> [What you have to do]: Each line below must be set down exactly; omit any image you find.

(Stored entries)
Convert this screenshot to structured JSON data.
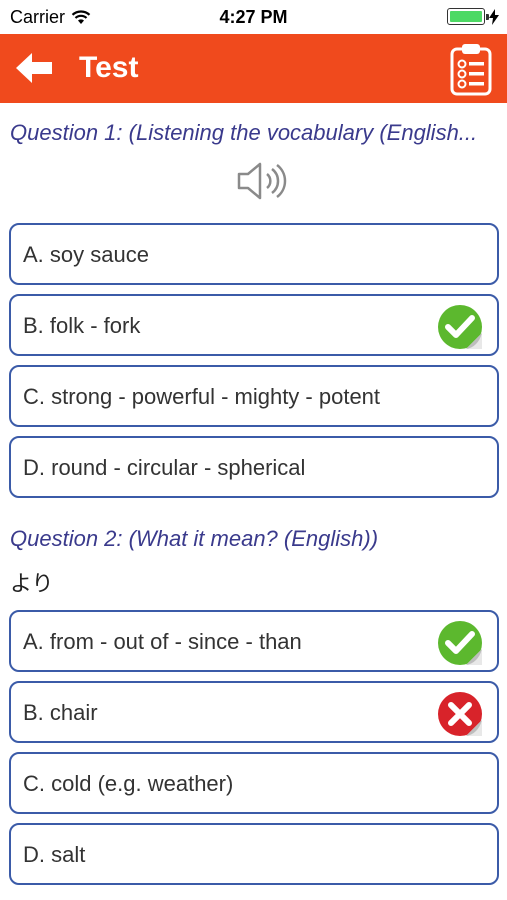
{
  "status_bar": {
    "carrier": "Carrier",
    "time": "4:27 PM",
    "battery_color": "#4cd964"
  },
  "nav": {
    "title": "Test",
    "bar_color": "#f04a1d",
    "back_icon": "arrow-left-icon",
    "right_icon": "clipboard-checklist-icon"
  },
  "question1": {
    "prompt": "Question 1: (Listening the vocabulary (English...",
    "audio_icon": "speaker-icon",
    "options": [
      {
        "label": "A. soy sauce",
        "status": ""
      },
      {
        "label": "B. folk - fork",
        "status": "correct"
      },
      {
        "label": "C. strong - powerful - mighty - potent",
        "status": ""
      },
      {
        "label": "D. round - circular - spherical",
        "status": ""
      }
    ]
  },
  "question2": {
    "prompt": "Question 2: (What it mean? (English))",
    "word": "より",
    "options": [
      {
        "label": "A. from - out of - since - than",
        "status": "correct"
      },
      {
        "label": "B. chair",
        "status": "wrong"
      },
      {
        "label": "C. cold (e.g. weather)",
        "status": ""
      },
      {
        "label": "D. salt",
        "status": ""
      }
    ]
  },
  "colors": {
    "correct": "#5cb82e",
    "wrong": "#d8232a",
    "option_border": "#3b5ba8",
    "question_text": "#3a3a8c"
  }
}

> [Written answer]:
Convert this screenshot to structured JSON data.
{
  "status_bar": {
    "carrier": "Carrier",
    "time": "4:27 PM",
    "battery_color": "#4cd964"
  },
  "nav": {
    "title": "Test",
    "bar_color": "#f04a1d",
    "back_icon": "arrow-left-icon",
    "right_icon": "clipboard-checklist-icon"
  },
  "question1": {
    "prompt": "Question 1: (Listening the vocabulary (English...",
    "audio_icon": "speaker-icon",
    "options": [
      {
        "label": "A. soy sauce",
        "status": ""
      },
      {
        "label": "B. folk - fork",
        "status": "correct"
      },
      {
        "label": "C. strong - powerful - mighty - potent",
        "status": ""
      },
      {
        "label": "D. round - circular - spherical",
        "status": ""
      }
    ]
  },
  "question2": {
    "prompt": "Question 2: (What it mean? (English))",
    "word": "より",
    "options": [
      {
        "label": "A. from - out of - since - than",
        "status": "correct"
      },
      {
        "label": "B. chair",
        "status": "wrong"
      },
      {
        "label": "C. cold (e.g. weather)",
        "status": ""
      },
      {
        "label": "D. salt",
        "status": ""
      }
    ]
  },
  "colors": {
    "correct": "#5cb82e",
    "wrong": "#d8232a",
    "option_border": "#3b5ba8",
    "question_text": "#3a3a8c"
  }
}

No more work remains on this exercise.